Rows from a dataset
↓

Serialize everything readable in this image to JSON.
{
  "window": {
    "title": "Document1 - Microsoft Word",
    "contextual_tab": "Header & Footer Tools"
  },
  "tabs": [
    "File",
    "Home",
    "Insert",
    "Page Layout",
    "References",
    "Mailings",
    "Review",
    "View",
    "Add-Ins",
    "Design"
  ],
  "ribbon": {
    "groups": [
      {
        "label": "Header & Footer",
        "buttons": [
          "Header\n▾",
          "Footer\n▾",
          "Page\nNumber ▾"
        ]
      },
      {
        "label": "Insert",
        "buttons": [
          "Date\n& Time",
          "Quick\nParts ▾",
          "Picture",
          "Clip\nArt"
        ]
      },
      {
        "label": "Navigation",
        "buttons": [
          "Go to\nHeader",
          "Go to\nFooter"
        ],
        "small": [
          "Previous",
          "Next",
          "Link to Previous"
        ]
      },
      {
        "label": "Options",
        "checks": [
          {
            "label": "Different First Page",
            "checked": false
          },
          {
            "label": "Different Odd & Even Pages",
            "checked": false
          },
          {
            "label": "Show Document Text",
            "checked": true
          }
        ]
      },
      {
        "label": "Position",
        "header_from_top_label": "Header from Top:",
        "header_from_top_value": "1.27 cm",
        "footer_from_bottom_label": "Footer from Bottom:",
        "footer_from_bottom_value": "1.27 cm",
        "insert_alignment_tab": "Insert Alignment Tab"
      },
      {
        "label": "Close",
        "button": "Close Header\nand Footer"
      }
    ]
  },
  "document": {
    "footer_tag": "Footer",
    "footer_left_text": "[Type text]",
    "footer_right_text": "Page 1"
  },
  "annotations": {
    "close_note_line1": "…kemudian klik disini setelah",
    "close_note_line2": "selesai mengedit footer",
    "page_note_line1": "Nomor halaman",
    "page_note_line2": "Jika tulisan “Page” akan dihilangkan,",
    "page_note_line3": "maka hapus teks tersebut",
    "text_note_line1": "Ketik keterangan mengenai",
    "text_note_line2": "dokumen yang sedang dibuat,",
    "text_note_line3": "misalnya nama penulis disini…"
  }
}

↑

## WHAT IS REQUIRED:
Each line of the material above needs to be quoted exactly, please.

## EXERCISE SOLUTION:
Serialize everything readable in this image to JSON.
{
  "window": {
    "title": "Document1 - Microsoft Word",
    "contextual_tab": "Header & Footer Tools"
  },
  "tabs": [
    "File",
    "Home",
    "Insert",
    "Page Layout",
    "References",
    "Mailings",
    "Review",
    "View",
    "Add-Ins",
    "Design"
  ],
  "ribbon": {
    "groups": [
      {
        "label": "Header & Footer",
        "buttons": [
          "Header\n▾",
          "Footer\n▾",
          "Page\nNumber ▾"
        ]
      },
      {
        "label": "Insert",
        "buttons": [
          "Date\n& Time",
          "Quick\nParts ▾",
          "Picture",
          "Clip\nArt"
        ]
      },
      {
        "label": "Navigation",
        "buttons": [
          "Go to\nHeader",
          "Go to\nFooter"
        ],
        "small": [
          "Previous",
          "Next",
          "Link to Previous"
        ]
      },
      {
        "label": "Options",
        "checks": [
          {
            "label": "Different First Page",
            "checked": false
          },
          {
            "label": "Different Odd & Even Pages",
            "checked": false
          },
          {
            "label": "Show Document Text",
            "checked": true
          }
        ]
      },
      {
        "label": "Position",
        "header_from_top_label": "Header from Top:",
        "header_from_top_value": "1.27 cm",
        "footer_from_bottom_label": "Footer from Bottom:",
        "footer_from_bottom_value": "1.27 cm",
        "insert_alignment_tab": "Insert Alignment Tab"
      },
      {
        "label": "Close",
        "button": "Close Header\nand Footer"
      }
    ]
  },
  "document": {
    "footer_tag": "Footer",
    "footer_left_text": "[Type text]",
    "footer_right_text": "Page 1"
  },
  "annotations": {
    "close_note_line1": "…kemudian klik disini setelah",
    "close_note_line2": "selesai mengedit footer",
    "page_note_line1": "Nomor halaman",
    "page_note_line2": "Jika tulisan “Page” akan dihilangkan,",
    "page_note_line3": "maka hapus teks tersebut",
    "text_note_line1": "Ketik keterangan mengenai",
    "text_note_line2": "dokumen yang sedang dibuat,",
    "text_note_line3": "misalnya nama penulis disini…"
  }
}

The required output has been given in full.